[start]

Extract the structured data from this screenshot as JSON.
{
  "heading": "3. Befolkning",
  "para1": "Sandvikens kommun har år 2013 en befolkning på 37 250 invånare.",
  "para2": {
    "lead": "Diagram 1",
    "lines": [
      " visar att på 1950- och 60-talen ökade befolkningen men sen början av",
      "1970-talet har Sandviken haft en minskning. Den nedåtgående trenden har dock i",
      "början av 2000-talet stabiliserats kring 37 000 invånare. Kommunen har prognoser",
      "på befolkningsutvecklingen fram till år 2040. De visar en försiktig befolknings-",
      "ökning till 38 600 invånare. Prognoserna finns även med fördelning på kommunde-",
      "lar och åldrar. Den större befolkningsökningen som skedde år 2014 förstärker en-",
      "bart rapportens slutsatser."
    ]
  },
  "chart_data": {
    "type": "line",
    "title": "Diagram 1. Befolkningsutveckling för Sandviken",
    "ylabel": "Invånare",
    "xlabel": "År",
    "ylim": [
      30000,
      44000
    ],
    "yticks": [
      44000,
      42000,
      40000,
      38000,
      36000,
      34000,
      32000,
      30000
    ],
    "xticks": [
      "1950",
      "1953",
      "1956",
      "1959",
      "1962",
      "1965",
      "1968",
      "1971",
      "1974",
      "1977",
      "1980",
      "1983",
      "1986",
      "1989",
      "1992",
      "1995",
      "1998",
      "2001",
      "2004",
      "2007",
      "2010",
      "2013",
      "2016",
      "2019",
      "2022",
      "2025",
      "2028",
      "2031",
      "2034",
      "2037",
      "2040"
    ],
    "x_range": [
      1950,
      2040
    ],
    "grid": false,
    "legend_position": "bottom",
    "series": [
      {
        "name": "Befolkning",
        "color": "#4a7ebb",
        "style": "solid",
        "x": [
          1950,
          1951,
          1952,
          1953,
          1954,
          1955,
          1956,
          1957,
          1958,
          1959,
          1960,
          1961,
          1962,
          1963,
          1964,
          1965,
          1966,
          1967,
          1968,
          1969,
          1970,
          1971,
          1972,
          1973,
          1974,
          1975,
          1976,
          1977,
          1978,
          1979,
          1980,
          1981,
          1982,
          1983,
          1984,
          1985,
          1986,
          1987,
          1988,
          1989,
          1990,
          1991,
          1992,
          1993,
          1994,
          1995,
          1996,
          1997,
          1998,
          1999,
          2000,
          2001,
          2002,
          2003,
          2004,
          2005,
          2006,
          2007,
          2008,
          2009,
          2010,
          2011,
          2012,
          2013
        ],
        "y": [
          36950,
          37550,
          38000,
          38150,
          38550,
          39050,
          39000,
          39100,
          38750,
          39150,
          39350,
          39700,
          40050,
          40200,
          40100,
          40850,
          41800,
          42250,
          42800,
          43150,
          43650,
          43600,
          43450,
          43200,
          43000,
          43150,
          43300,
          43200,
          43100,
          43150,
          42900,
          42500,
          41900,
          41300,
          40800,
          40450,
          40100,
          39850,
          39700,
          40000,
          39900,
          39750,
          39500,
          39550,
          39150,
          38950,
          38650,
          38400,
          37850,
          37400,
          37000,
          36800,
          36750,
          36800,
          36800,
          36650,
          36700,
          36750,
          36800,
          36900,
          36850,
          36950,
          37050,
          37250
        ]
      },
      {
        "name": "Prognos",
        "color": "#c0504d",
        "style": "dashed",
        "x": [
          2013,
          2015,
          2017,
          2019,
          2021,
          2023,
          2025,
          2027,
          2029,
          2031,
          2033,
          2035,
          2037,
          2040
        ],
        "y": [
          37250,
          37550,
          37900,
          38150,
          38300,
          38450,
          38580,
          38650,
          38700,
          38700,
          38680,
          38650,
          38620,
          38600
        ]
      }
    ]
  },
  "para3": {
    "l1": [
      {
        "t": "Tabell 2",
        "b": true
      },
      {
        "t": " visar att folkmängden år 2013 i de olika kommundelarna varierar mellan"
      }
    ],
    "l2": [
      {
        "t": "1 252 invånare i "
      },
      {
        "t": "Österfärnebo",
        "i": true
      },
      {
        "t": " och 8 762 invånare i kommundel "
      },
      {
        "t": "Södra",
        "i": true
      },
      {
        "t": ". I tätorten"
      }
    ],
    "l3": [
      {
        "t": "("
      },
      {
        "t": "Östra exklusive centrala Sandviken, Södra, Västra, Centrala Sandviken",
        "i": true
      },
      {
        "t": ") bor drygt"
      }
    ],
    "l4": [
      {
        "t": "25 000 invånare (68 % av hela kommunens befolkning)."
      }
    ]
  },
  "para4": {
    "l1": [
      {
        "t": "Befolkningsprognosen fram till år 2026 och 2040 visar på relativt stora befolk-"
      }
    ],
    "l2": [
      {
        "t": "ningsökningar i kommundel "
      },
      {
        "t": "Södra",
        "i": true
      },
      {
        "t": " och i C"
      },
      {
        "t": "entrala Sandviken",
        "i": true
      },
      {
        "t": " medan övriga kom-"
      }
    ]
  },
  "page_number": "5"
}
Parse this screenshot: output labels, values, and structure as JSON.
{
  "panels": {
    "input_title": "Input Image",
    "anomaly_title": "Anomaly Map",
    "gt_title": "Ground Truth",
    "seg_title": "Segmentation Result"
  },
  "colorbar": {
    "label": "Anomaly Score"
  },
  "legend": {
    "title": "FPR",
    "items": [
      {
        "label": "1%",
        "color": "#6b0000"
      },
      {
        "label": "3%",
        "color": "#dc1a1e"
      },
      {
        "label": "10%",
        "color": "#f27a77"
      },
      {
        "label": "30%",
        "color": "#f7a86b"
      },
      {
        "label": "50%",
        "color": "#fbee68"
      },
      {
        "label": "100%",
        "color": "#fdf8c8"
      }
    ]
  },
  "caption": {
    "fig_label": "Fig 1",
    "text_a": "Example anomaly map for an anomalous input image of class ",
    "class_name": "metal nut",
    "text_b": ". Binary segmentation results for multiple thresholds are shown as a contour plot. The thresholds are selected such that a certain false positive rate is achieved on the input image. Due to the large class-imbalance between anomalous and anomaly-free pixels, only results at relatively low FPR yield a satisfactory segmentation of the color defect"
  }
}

[end]

Read the entries above, then pull out the lines that include "början".

* **THE SOLUTION**
      " visar att på 1950- och 60-talen ökade befolkningen men sen början av",
      "början av 2000-talet stabiliserats kring 37 000 invånare. Kommunen har prognoser",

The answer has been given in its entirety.